DATA SECTION:
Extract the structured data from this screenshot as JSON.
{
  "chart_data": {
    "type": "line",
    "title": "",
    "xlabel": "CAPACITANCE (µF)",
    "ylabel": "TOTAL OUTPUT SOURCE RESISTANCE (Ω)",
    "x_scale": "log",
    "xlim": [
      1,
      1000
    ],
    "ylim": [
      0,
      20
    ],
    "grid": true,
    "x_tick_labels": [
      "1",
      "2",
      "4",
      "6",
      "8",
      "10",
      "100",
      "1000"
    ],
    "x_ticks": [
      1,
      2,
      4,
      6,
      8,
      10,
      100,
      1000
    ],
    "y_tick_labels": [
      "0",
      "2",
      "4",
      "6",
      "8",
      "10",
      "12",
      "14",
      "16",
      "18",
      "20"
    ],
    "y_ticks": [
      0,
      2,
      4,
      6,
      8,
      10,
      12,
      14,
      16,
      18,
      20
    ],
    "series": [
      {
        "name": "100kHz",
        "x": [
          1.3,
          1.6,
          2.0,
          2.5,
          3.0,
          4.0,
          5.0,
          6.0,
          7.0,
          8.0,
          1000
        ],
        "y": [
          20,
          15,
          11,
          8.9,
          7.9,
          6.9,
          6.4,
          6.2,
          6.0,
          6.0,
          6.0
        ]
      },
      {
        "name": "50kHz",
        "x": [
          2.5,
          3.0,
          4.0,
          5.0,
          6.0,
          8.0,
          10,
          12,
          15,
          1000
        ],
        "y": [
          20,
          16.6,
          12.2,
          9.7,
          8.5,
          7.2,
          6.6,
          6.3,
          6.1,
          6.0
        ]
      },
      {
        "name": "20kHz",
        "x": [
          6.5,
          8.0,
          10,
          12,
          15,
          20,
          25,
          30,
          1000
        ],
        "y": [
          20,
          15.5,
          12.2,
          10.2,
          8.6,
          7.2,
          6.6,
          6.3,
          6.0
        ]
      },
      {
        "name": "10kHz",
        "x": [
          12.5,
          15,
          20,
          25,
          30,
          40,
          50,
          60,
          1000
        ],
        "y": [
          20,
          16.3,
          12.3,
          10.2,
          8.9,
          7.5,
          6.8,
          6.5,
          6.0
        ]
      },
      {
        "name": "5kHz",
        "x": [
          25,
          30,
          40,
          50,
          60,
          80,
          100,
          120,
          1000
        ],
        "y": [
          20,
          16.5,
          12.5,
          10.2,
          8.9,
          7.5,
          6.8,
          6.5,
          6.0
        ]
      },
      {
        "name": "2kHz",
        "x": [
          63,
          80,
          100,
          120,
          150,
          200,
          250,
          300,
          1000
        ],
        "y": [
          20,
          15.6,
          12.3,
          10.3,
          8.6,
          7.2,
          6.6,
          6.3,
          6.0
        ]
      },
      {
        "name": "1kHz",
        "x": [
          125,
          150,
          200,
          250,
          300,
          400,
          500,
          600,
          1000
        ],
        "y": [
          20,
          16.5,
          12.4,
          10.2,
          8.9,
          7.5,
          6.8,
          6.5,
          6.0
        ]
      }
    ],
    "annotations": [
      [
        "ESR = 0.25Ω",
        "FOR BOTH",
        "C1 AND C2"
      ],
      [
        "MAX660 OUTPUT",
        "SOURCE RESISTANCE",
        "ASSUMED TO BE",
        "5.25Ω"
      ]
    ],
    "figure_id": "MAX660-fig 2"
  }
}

YOUR TASK:
Retype every entry above, word for word.

FINISHED ANSWER:
Extract the structured data from this screenshot as JSON.
{
  "chart_data": {
    "type": "line",
    "title": "",
    "xlabel": "CAPACITANCE (µF)",
    "ylabel": "TOTAL OUTPUT SOURCE RESISTANCE (Ω)",
    "x_scale": "log",
    "xlim": [
      1,
      1000
    ],
    "ylim": [
      0,
      20
    ],
    "grid": true,
    "x_tick_labels": [
      "1",
      "2",
      "4",
      "6",
      "8",
      "10",
      "100",
      "1000"
    ],
    "x_ticks": [
      1,
      2,
      4,
      6,
      8,
      10,
      100,
      1000
    ],
    "y_tick_labels": [
      "0",
      "2",
      "4",
      "6",
      "8",
      "10",
      "12",
      "14",
      "16",
      "18",
      "20"
    ],
    "y_ticks": [
      0,
      2,
      4,
      6,
      8,
      10,
      12,
      14,
      16,
      18,
      20
    ],
    "series": [
      {
        "name": "100kHz",
        "x": [
          1.3,
          1.6,
          2.0,
          2.5,
          3.0,
          4.0,
          5.0,
          6.0,
          7.0,
          8.0,
          1000
        ],
        "y": [
          20,
          15,
          11,
          8.9,
          7.9,
          6.9,
          6.4,
          6.2,
          6.0,
          6.0,
          6.0
        ]
      },
      {
        "name": "50kHz",
        "x": [
          2.5,
          3.0,
          4.0,
          5.0,
          6.0,
          8.0,
          10,
          12,
          15,
          1000
        ],
        "y": [
          20,
          16.6,
          12.2,
          9.7,
          8.5,
          7.2,
          6.6,
          6.3,
          6.1,
          6.0
        ]
      },
      {
        "name": "20kHz",
        "x": [
          6.5,
          8.0,
          10,
          12,
          15,
          20,
          25,
          30,
          1000
        ],
        "y": [
          20,
          15.5,
          12.2,
          10.2,
          8.6,
          7.2,
          6.6,
          6.3,
          6.0
        ]
      },
      {
        "name": "10kHz",
        "x": [
          12.5,
          15,
          20,
          25,
          30,
          40,
          50,
          60,
          1000
        ],
        "y": [
          20,
          16.3,
          12.3,
          10.2,
          8.9,
          7.5,
          6.8,
          6.5,
          6.0
        ]
      },
      {
        "name": "5kHz",
        "x": [
          25,
          30,
          40,
          50,
          60,
          80,
          100,
          120,
          1000
        ],
        "y": [
          20,
          16.5,
          12.5,
          10.2,
          8.9,
          7.5,
          6.8,
          6.5,
          6.0
        ]
      },
      {
        "name": "2kHz",
        "x": [
          63,
          80,
          100,
          120,
          150,
          200,
          250,
          300,
          1000
        ],
        "y": [
          20,
          15.6,
          12.3,
          10.3,
          8.6,
          7.2,
          6.6,
          6.3,
          6.0
        ]
      },
      {
        "name": "1kHz",
        "x": [
          125,
          150,
          200,
          250,
          300,
          400,
          500,
          600,
          1000
        ],
        "y": [
          20,
          16.5,
          12.4,
          10.2,
          8.9,
          7.5,
          6.8,
          6.5,
          6.0
        ]
      }
    ],
    "annotations": [
      [
        "ESR = 0.25Ω",
        "FOR BOTH",
        "C1 AND C2"
      ],
      [
        "MAX660 OUTPUT",
        "SOURCE RESISTANCE",
        "ASSUMED TO BE",
        "5.25Ω"
      ]
    ],
    "figure_id": "MAX660-fig 2"
  }
}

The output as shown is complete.